### Document extract

** Start **

4.6 9/11 Dealings. Neither Seller nor any of its affiliates, nor any of their respective partners, members, shareholders or other equity owners, and none of their respective employees, officers, directors, representatives or agents, is a person or entity with whom U.S. persons or entities are restricted from doing business under regulations of the Office of Foreign Asset Control (“OFAC”) of the Department of the Treasury (including those named on OFAC’s Specially Designated and Blocked Persons List) or under any statute, executive order (including the September 24, 2001, Executive Order Blocking Property and Prohibiting Transactions with Persons Who Commit, Threaten to Commit, or Support Terrorism), or other governmental action.
4.7 Bankruptcy. Seller has not, nor to Seller’s knowledge has any tenant, (i) made a general assignment for the benefit of creditors, (ii) filed any voluntary petition in bankruptcy or suffered the filing of any involuntary petition by Seller’s, or such tenant’s creditors, as the case may be, (iii) suffered the appointment of a receiver to take possession of all, or substantially all, of Seller’s, or such tenant’s, assets, as the case may be, which remains pending, (iv) suffered the attachment or other judicial seizure of all, or substantially all of Seller’s, or such tenant’s, assets, as the case may be, which remains pending, (v) admitted in writing its inability to pay its debts as they come due, or (vi) made an offer of settlement, extension or composition to its creditors generally.

** End **

### Written exercise 1
In the listing below, present the lines as a numbered list, skipping any blank ones, starting with the line that contains "facing-page-fragment: whetted c" and going on through the line that contains "facing-page-fragment: point of".

### Material for this exercise
** Start **

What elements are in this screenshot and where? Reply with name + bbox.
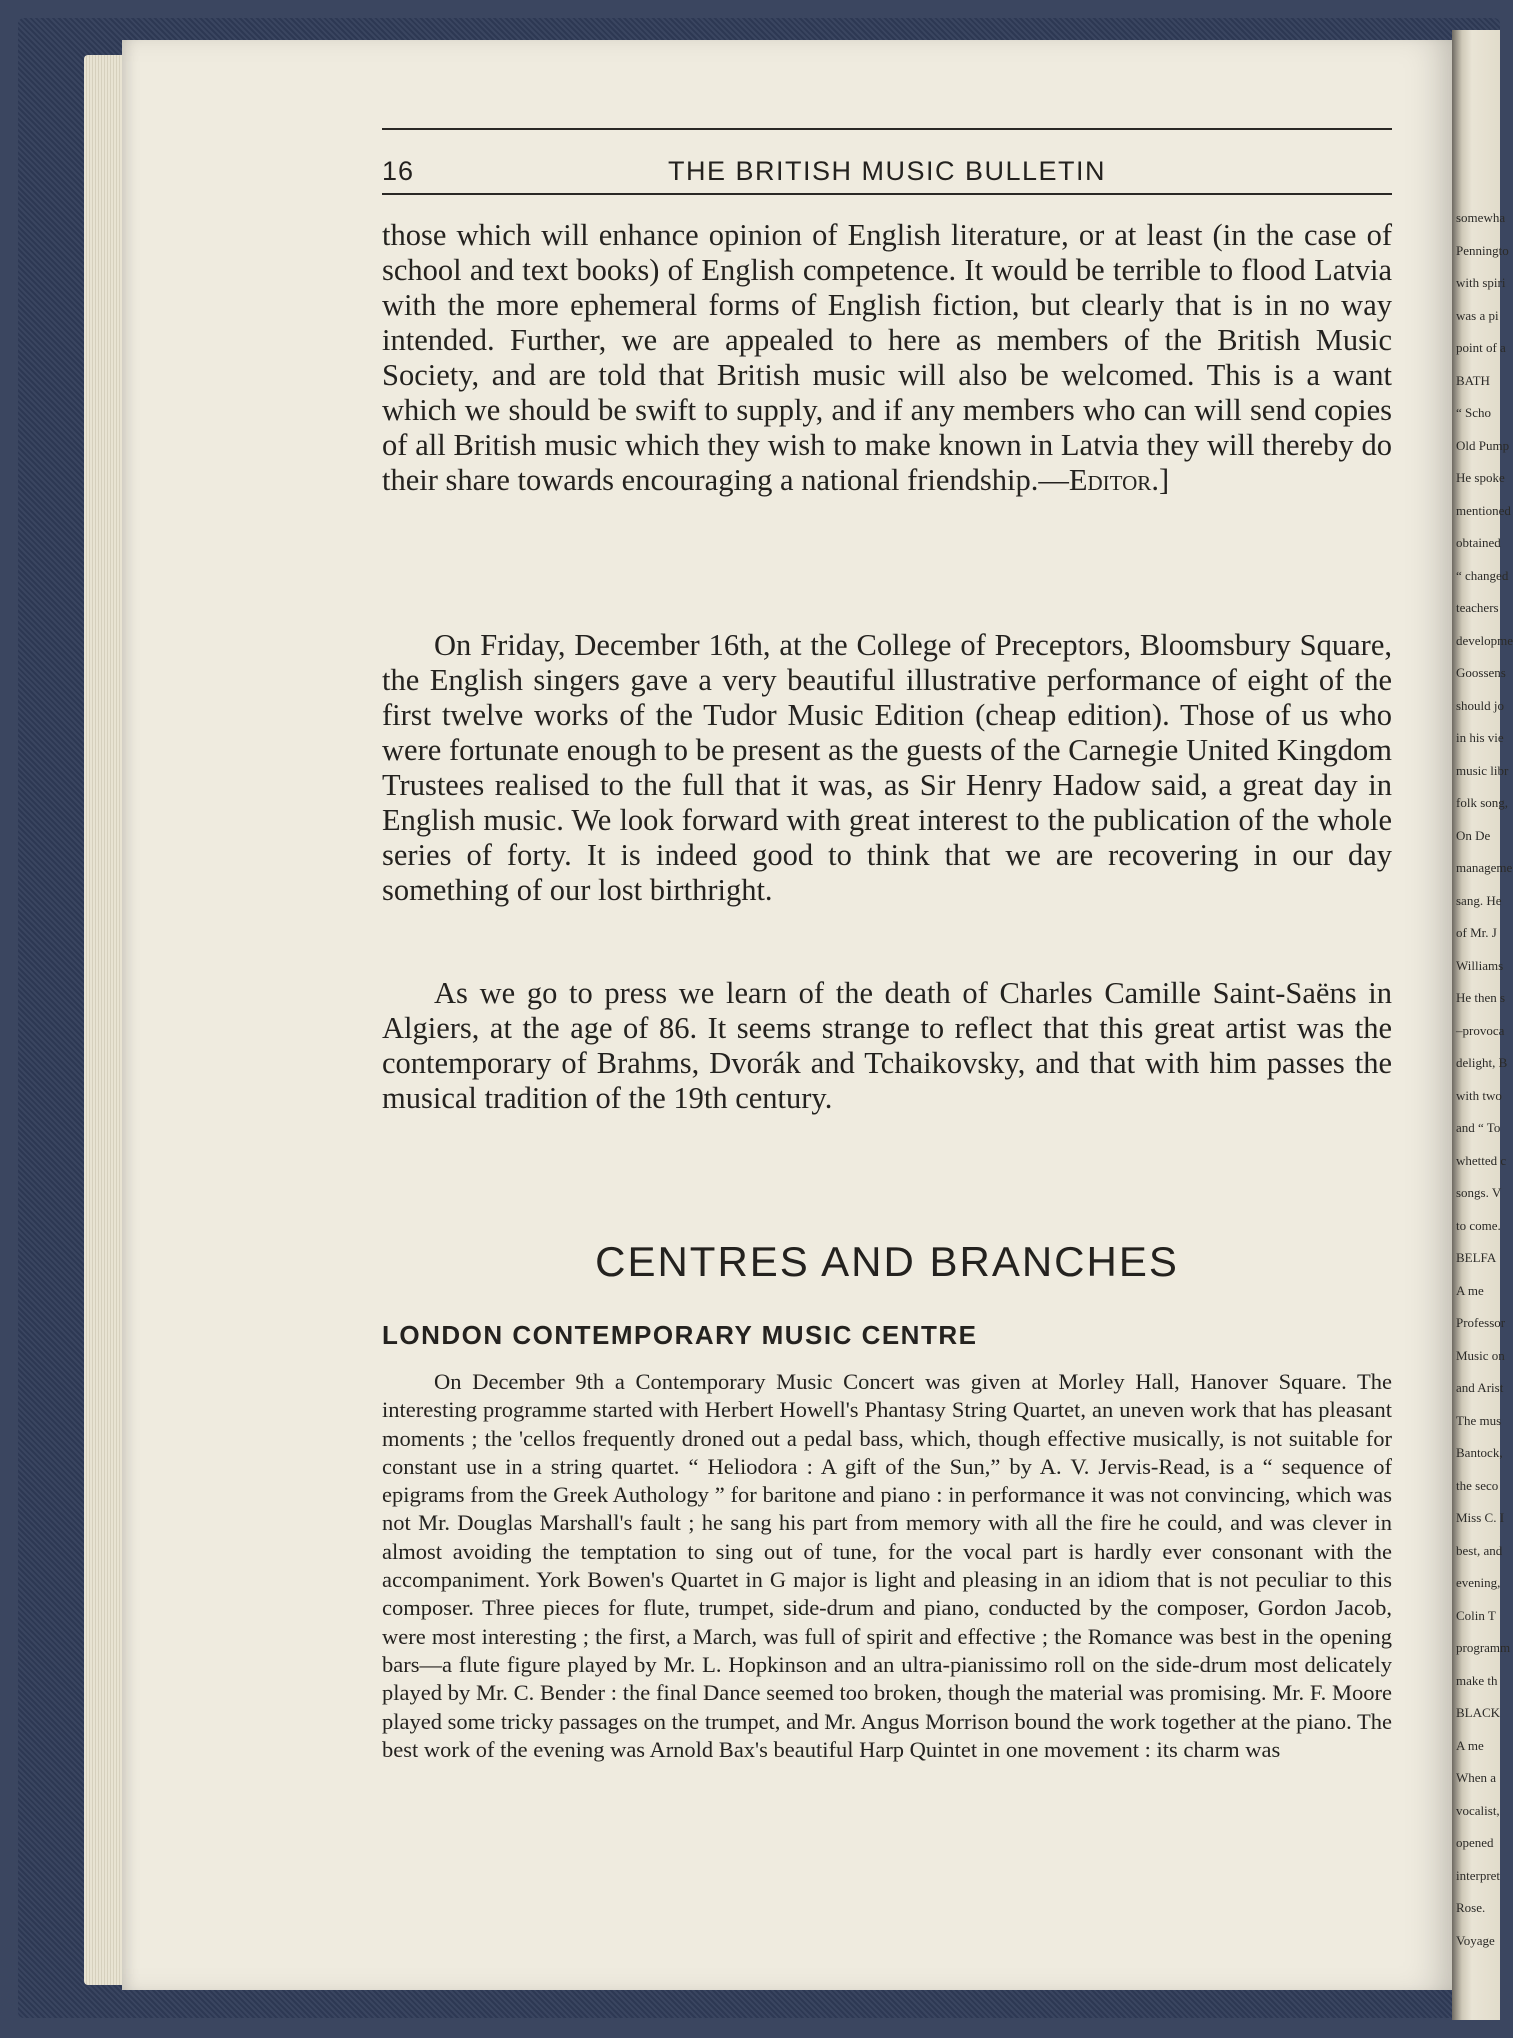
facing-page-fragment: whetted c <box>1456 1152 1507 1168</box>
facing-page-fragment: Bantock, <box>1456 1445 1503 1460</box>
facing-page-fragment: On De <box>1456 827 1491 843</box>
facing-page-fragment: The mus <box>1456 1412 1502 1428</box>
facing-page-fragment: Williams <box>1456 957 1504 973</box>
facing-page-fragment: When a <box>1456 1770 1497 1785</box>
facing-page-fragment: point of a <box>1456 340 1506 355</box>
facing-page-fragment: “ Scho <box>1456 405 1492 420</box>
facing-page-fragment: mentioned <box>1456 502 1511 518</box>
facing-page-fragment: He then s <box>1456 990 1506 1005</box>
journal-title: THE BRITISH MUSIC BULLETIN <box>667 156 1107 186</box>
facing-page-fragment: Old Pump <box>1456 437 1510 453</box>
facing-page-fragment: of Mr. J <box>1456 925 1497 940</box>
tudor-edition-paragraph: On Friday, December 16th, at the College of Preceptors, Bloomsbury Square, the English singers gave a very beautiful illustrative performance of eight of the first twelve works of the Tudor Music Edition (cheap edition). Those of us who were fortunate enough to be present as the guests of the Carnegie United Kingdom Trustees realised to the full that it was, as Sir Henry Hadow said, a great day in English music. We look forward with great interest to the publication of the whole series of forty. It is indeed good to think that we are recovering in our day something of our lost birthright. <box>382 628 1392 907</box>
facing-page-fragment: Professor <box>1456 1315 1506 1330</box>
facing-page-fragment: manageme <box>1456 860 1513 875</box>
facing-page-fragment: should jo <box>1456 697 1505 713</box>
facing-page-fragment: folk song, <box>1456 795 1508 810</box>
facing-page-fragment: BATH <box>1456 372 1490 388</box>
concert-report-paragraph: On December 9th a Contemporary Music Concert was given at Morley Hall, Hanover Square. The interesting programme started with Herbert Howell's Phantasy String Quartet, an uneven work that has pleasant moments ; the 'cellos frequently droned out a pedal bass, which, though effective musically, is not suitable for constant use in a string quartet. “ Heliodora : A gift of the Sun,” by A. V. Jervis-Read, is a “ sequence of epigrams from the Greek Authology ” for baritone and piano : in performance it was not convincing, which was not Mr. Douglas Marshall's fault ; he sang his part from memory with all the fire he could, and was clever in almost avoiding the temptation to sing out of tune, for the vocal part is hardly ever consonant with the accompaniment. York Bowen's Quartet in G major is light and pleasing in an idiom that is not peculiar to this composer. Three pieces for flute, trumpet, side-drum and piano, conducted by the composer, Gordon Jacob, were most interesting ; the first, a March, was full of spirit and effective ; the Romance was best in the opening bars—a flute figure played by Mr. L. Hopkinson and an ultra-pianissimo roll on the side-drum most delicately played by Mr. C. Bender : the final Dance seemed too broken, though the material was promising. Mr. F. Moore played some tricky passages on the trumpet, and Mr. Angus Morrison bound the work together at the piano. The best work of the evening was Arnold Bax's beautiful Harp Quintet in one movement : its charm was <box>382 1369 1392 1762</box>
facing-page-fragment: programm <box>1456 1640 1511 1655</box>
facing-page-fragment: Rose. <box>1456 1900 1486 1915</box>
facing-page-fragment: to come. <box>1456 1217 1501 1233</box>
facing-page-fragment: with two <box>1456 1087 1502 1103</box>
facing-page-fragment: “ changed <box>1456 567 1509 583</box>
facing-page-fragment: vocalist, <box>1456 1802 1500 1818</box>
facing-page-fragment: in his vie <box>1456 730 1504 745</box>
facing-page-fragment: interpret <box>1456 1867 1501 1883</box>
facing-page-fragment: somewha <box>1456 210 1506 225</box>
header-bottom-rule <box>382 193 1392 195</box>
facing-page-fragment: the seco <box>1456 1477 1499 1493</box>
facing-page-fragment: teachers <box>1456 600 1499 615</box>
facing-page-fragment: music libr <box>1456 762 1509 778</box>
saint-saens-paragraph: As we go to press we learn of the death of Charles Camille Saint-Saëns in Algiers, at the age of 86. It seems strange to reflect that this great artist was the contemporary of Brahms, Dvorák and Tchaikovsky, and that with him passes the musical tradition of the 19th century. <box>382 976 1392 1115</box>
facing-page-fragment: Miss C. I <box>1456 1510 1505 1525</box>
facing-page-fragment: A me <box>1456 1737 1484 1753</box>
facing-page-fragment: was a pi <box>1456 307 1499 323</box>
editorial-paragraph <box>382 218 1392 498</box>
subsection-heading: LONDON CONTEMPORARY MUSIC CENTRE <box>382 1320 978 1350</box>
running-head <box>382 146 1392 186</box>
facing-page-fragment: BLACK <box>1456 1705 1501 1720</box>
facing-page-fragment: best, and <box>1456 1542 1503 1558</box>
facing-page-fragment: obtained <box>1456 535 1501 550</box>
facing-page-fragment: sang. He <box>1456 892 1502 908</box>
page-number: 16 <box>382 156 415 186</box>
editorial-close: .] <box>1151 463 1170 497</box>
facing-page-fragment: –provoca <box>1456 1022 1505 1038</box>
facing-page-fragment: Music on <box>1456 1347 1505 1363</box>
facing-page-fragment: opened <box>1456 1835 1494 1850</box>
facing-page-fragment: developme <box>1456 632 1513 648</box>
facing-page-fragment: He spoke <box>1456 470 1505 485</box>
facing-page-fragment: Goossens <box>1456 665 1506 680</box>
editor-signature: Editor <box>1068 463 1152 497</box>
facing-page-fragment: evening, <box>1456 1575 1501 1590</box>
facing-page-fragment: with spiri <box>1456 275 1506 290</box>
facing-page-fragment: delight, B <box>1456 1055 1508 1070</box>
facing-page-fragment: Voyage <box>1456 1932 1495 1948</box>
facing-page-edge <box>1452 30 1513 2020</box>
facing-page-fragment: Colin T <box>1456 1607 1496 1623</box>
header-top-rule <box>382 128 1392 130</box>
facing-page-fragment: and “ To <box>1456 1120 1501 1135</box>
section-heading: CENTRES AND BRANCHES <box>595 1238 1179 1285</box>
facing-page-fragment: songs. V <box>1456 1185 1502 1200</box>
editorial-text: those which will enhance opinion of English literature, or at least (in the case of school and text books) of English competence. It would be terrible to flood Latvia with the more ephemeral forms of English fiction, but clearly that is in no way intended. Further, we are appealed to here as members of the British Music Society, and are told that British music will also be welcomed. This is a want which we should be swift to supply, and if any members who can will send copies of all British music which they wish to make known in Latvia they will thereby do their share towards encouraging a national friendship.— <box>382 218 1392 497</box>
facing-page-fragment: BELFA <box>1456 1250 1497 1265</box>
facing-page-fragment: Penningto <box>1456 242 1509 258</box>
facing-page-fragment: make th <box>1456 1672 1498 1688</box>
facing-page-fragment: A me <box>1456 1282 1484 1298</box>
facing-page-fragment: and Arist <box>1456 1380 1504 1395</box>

** End **

### Written exercise 2
Copy the contract excerpt word for word, starting with "4.7 Bankruptcy. Seller" and going on through "its creditors generally.".

### Correct result 1
1. facing-page-fragment: whetted c <box>1456 1152 1507 1168</box>
2. facing-page-fragment: Bantock, <box>1456 1445 1503 1460</box>
3. facing-page-fragment: On De <box>1456 827 1491 843</box>
4. facing-page-fragment: The mus <box>1456 1412 1502 1428</box>
5. facing-page-fragment: Williams <box>1456 957 1504 973</box>
6. facing-page-fragment: When a <box>1456 1770 1497 1785</box>
7. facing-page-fragment: point of a <box>1456 340 1506 355</box>

### Correct result 2
4.7 Bankruptcy. Seller has not, nor to Seller’s knowledge has any tenant, (i) made a general assignment for the benefit of creditors, (ii) filed any voluntary petition in bankruptcy or suffered the filing of any involuntary petition by Seller’s, or such tenant’s creditors, as the case may be, (iii) suffered the appointment of a receiver to take possession of all, or substantially all, of Seller’s, or such tenant’s, assets, as the case may be, which remains pending, (iv) suffered the attachment or other judicial seizure of all, or substantially all of Seller’s, or such tenant’s, assets, as the case may be, which remains pending, (v) admitted in writing its inability to pay its debts as they come due, or (vi) made an offer of settlement, extension or composition to its creditors generally.